━━━━━ DOCUMENT EXTRACT

Are you a mommy martyr, like me – do you sacrifice your well-being for your family? How did we get here, and how do we get out? Why is self care so hard?

why is self care so hard?

Letting Myself Go

My mother reminded me today that my youngest is turning one in exactly one month. So soon! All the bittersweet “baby no more” feelings rushed in, but very quickly were replaced with dread. Birthdays mean photos, and I know I will hate how I look in them. How fat I have gotten (I’m at an all time high), how far I have let myself go. I have my goals for 2016, but I haven’t worked very hard on the ones that involve self-care.

Letting myself go was a self-fulfilling prophecy as I used to joke about it all the time when my husband and I got engaged. It was a favorite joke and I used it often. “I can finally let myself go!” And I did. And it’s not a joke. It’s a deep disappointment I feel in myself. I feel like I have let down not just myself, but my husband, and even my children.

One of my husband’s best friends recently got engaged. My first thought – “oh no, we will have to go to the wedding.” Followed quickly by: The wedding will be in public, with other people, people with eyes who will look at me! I don’t have anything to wear, I don’t feel good about myself, and I’m embarrassed for my poor husband who has to bring me as his date. Oh yeah, and congrats to the happy couple!

The Typical Frumpy Mom

It’s incredibly cliche, but as a mom of two, I don’t find the time to shower some days. Some days the baby spits up on me and I wipe it off, but I don’t change clothes. Or I’ll change the baby, but not myself. I definitely have not made working out a priority. I eat most of my meals standing up in the kitchen while feeding someone else. I compare food labels for my children to find the better choice but I do not make healthy choices for myself. I will fill my toddlers cup 12 times but not drink a drop of water all day.

I have reminders in my calendar to call and make appointments for both of my children. But I can’t remember when I was last at the dentist or eye doctor myself (hint: it’s been years). The last time I had my haircut, I asked for a “healthy trim” and the hair dresser took off eleven inches! I didn’t even notice it getting so long, as it’s always up in a bun out of the reach of baby fingers.

Quiet hours

There are quiet hours most days, where I am able to be alone with myself. They usually come at night, after the dust of bedtime has settled. The quiet hours are not really hours, they are sometimes mere moments. I’m using them now to quickly write this blog post. To pour out these feelings, to get this off my chest.

━━━━━━━━━━
━━━━━ INFORMATION SUPPLIED

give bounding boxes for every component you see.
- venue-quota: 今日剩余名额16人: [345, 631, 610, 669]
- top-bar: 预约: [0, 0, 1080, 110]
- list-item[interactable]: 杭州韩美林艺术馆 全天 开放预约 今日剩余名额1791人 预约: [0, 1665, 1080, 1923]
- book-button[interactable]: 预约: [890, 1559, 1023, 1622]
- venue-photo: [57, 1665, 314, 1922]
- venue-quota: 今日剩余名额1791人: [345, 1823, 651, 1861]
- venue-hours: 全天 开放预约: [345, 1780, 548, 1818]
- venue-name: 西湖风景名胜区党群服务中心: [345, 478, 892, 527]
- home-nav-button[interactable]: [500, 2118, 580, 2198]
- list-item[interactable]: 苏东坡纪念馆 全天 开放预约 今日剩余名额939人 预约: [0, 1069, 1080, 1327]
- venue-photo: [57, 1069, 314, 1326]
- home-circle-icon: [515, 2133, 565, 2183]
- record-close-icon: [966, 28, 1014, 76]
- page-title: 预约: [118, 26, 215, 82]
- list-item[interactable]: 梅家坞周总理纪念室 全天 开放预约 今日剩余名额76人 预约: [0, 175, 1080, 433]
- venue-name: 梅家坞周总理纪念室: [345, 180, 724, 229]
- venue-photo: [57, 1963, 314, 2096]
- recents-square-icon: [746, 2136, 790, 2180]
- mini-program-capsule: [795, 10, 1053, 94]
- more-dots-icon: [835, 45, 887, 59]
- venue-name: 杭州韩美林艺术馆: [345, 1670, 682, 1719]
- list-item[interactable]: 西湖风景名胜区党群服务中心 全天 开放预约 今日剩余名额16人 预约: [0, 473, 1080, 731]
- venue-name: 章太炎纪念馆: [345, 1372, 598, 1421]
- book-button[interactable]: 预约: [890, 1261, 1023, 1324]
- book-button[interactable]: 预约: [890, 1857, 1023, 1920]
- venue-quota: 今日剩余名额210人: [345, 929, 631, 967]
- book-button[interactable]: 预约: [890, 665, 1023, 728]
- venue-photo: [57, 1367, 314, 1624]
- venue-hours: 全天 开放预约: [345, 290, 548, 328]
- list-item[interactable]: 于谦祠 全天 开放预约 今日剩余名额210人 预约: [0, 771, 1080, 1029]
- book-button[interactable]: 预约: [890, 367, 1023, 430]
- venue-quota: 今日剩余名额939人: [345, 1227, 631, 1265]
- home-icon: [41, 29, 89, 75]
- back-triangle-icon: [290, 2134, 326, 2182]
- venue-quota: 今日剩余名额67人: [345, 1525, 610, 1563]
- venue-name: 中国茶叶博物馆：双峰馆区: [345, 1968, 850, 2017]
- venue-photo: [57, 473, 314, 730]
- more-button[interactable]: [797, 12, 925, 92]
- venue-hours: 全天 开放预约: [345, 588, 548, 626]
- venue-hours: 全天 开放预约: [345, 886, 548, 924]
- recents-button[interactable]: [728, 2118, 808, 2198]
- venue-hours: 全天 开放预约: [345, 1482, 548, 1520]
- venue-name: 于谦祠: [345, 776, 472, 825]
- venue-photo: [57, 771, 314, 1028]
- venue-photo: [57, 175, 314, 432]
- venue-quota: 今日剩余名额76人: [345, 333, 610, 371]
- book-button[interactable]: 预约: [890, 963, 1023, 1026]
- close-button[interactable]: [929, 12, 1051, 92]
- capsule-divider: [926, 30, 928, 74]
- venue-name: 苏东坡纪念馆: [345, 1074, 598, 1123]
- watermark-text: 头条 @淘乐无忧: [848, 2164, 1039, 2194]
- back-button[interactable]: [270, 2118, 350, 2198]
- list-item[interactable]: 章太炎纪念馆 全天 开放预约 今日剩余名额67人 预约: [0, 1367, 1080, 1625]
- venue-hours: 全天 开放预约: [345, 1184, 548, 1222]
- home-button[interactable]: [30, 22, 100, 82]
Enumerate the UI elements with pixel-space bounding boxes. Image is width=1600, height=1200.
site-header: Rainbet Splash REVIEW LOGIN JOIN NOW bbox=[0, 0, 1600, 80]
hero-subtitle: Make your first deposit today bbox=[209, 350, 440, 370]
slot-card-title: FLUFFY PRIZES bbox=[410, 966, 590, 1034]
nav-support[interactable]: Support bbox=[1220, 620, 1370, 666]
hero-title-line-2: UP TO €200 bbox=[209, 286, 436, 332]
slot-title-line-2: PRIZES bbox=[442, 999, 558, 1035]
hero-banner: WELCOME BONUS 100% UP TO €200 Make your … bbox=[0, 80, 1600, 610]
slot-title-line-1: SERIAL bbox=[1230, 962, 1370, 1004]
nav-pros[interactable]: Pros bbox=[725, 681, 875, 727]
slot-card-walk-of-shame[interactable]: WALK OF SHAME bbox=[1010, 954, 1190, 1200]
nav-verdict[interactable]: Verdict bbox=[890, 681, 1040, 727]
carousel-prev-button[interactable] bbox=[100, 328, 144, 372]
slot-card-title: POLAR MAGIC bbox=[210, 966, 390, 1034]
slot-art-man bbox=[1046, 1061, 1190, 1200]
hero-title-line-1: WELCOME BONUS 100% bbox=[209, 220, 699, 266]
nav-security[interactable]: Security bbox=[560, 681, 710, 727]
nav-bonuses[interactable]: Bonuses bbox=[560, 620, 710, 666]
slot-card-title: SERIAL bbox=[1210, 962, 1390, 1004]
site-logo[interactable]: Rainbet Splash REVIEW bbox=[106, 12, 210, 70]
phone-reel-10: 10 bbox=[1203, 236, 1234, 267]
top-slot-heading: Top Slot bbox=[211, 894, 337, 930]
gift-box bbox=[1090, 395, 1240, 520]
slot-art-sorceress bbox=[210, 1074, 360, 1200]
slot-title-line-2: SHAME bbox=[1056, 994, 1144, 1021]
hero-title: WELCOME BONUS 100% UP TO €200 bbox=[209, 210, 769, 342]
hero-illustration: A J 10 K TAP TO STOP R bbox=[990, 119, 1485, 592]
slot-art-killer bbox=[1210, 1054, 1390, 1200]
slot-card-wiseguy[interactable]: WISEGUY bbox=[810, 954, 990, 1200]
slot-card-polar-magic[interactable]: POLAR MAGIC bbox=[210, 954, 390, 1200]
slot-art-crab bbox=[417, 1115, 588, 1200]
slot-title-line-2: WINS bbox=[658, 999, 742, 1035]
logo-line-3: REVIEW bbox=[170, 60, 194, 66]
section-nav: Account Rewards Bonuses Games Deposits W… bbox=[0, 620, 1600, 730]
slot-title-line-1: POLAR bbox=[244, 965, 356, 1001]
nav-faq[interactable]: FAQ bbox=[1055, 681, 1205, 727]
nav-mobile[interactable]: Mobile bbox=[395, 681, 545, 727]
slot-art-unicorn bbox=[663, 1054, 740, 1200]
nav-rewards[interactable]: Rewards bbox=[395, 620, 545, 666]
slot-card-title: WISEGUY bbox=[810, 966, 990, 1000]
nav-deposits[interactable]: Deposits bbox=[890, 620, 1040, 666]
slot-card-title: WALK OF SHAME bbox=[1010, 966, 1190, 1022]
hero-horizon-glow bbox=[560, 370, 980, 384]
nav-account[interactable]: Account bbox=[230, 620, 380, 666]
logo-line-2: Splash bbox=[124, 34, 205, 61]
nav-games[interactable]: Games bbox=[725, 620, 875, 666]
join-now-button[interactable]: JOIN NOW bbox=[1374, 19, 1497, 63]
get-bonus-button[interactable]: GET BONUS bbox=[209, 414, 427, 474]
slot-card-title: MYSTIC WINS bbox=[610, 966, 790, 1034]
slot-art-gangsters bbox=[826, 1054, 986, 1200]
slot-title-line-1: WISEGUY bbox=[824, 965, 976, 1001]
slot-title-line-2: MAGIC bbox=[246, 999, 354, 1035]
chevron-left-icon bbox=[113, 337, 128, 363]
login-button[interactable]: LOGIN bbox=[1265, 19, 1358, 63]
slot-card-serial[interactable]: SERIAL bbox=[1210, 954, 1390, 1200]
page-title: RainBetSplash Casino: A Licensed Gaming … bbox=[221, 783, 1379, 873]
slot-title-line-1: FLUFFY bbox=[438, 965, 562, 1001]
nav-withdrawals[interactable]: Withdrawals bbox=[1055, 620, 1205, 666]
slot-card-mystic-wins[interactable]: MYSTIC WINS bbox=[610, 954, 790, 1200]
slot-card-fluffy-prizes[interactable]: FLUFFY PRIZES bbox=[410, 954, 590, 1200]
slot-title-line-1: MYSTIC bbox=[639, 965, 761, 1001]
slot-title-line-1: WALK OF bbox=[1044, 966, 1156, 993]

━━━━━━━━━━

USING THE INFORMATION
1. In the blog post about self care, how much hair did the hairdresser take off after being asked for a "healthy trim"?
2. Copy the part of the blog post about self care that lies between "My mother reminded" and "that involve self-care.", inclusive.

PER-TASK OUTPUTS
1. Eleven inches.

2.
My mother reminded me today that my youngest is turning one in exactly one month. So soon! All the bittersweet “baby no more” feelings rushed in, but very quickly were replaced with dread. Birthdays mean photos, and I know I will hate how I look in them. How fat I have gotten (I’m at an all time high), how far I have let myself go. I have my goals for 2016, but I haven’t worked very hard on the ones that involve self-care.